## [Extracted information]
------------------------------------------------------------------------

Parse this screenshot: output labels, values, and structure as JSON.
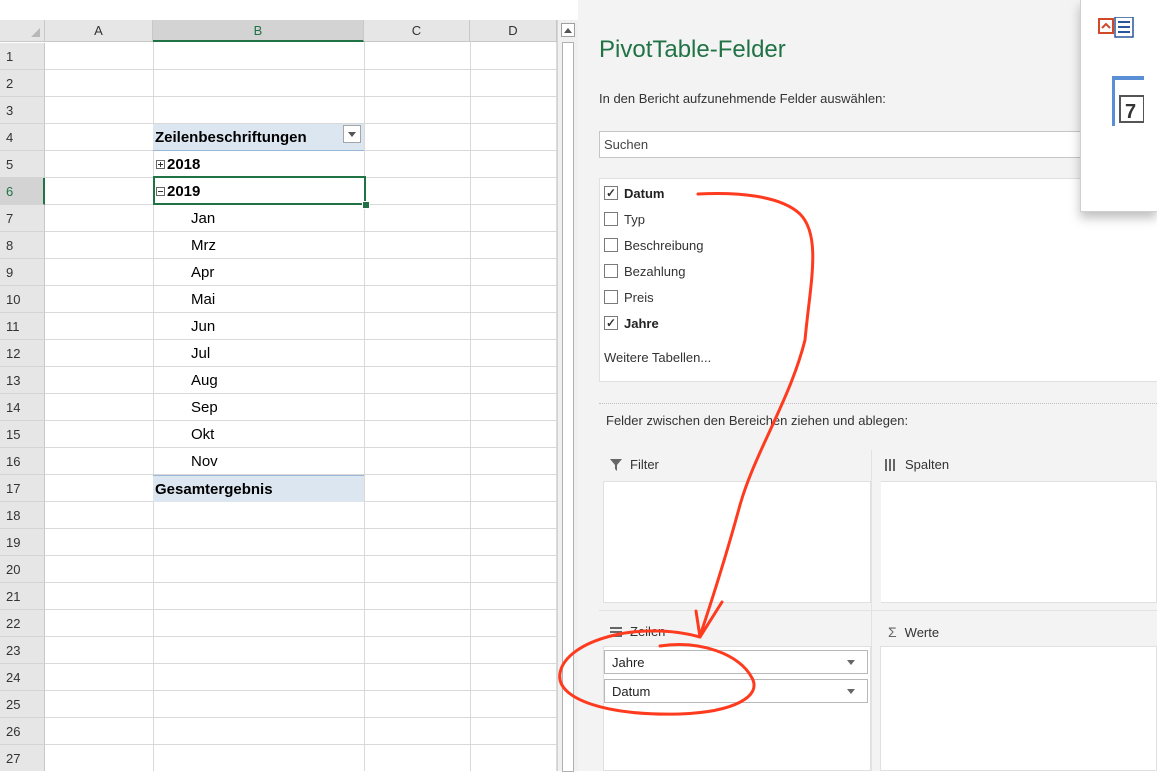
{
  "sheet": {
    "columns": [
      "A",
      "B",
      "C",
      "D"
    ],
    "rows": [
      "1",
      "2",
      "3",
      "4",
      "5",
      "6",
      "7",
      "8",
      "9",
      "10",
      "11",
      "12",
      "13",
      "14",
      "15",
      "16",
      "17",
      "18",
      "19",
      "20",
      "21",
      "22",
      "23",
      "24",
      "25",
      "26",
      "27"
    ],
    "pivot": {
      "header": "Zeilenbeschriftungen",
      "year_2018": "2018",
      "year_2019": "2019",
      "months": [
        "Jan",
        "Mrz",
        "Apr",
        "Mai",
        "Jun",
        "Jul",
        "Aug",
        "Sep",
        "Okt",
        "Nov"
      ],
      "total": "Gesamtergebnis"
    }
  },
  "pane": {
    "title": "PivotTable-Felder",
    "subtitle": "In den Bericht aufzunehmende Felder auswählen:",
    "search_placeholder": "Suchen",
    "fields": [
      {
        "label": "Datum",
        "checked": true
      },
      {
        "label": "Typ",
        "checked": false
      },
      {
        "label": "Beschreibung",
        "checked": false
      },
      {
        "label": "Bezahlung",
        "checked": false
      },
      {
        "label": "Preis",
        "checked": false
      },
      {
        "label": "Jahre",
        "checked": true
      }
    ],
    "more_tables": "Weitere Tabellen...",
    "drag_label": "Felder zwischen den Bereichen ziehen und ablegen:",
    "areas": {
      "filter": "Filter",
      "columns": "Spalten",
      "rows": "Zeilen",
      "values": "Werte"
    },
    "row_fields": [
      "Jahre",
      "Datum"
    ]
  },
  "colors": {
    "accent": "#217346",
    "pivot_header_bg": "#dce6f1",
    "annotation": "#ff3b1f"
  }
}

------------------------------------------------------------------------

## [Set task]
Output the records above exactly; leave out the pictures.

## [Exercise solution]
Parse this screenshot: output labels, values, and structure as JSON.
{
  "sheet": {
    "columns": [
      "A",
      "B",
      "C",
      "D"
    ],
    "rows": [
      "1",
      "2",
      "3",
      "4",
      "5",
      "6",
      "7",
      "8",
      "9",
      "10",
      "11",
      "12",
      "13",
      "14",
      "15",
      "16",
      "17",
      "18",
      "19",
      "20",
      "21",
      "22",
      "23",
      "24",
      "25",
      "26",
      "27"
    ],
    "pivot": {
      "header": "Zeilenbeschriftungen",
      "year_2018": "2018",
      "year_2019": "2019",
      "months": [
        "Jan",
        "Mrz",
        "Apr",
        "Mai",
        "Jun",
        "Jul",
        "Aug",
        "Sep",
        "Okt",
        "Nov"
      ],
      "total": "Gesamtergebnis"
    }
  },
  "pane": {
    "title": "PivotTable-Felder",
    "subtitle": "In den Bericht aufzunehmende Felder auswählen:",
    "search_placeholder": "Suchen",
    "fields": [
      {
        "label": "Datum",
        "checked": true
      },
      {
        "label": "Typ",
        "checked": false
      },
      {
        "label": "Beschreibung",
        "checked": false
      },
      {
        "label": "Bezahlung",
        "checked": false
      },
      {
        "label": "Preis",
        "checked": false
      },
      {
        "label": "Jahre",
        "checked": true
      }
    ],
    "more_tables": "Weitere Tabellen...",
    "drag_label": "Felder zwischen den Bereichen ziehen und ablegen:",
    "areas": {
      "filter": "Filter",
      "columns": "Spalten",
      "rows": "Zeilen",
      "values": "Werte"
    },
    "row_fields": [
      "Jahre",
      "Datum"
    ]
  },
  "colors": {
    "accent": "#217346",
    "pivot_header_bg": "#dce6f1",
    "annotation": "#ff3b1f"
  }
}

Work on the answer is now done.